+++ Extracted entries +++
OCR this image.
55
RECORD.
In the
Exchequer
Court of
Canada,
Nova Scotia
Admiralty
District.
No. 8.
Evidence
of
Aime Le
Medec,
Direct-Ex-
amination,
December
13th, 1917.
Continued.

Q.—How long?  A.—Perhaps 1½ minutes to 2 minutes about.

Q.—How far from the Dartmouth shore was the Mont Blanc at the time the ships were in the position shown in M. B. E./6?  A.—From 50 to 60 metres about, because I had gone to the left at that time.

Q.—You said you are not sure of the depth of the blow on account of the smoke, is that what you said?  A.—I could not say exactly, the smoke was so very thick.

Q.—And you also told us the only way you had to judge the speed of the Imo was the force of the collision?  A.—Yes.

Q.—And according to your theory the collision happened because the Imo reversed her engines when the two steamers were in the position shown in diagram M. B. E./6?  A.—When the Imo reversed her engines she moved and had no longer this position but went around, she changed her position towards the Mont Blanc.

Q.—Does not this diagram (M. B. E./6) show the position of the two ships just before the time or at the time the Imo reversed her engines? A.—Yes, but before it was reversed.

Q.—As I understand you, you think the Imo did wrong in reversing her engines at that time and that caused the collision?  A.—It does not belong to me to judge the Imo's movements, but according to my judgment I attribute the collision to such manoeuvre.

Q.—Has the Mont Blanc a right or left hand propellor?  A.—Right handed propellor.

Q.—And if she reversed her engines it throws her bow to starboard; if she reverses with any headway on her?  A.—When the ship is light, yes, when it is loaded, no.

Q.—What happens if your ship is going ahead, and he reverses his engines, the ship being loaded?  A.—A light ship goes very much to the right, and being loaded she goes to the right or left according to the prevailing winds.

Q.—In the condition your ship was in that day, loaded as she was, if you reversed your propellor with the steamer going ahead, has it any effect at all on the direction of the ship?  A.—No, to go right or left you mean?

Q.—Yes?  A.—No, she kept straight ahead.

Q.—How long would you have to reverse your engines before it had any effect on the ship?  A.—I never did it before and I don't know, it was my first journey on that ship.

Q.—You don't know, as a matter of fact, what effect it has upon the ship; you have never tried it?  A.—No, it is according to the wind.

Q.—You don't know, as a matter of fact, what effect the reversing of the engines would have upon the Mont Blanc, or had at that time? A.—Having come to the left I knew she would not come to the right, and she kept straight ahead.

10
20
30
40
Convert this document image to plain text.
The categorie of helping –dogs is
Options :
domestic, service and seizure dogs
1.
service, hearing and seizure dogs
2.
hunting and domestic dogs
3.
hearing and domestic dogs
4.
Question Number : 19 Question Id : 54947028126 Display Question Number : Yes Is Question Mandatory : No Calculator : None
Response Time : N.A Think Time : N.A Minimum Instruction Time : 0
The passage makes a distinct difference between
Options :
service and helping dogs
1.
+++
Your objective
Repeat only the lines from the one holding "Convert this document image to plain text." through the last line of the data.

Response
Convert this document image to plain text.
The categorie of helping –dogs is
Options :
domestic, service and seizure dogs
1.
service, hearing and seizure dogs
2.
hunting and domestic dogs
3.
hearing and domestic dogs
4.
Question Number : 19 Question Id : 54947028126 Display Question Number : Yes Is Question Mandatory : No Calculator : None
Response Time : N.A Think Time : N.A Minimum Instruction Time : 0
The passage makes a distinct difference between
Options :
service and helping dogs
1.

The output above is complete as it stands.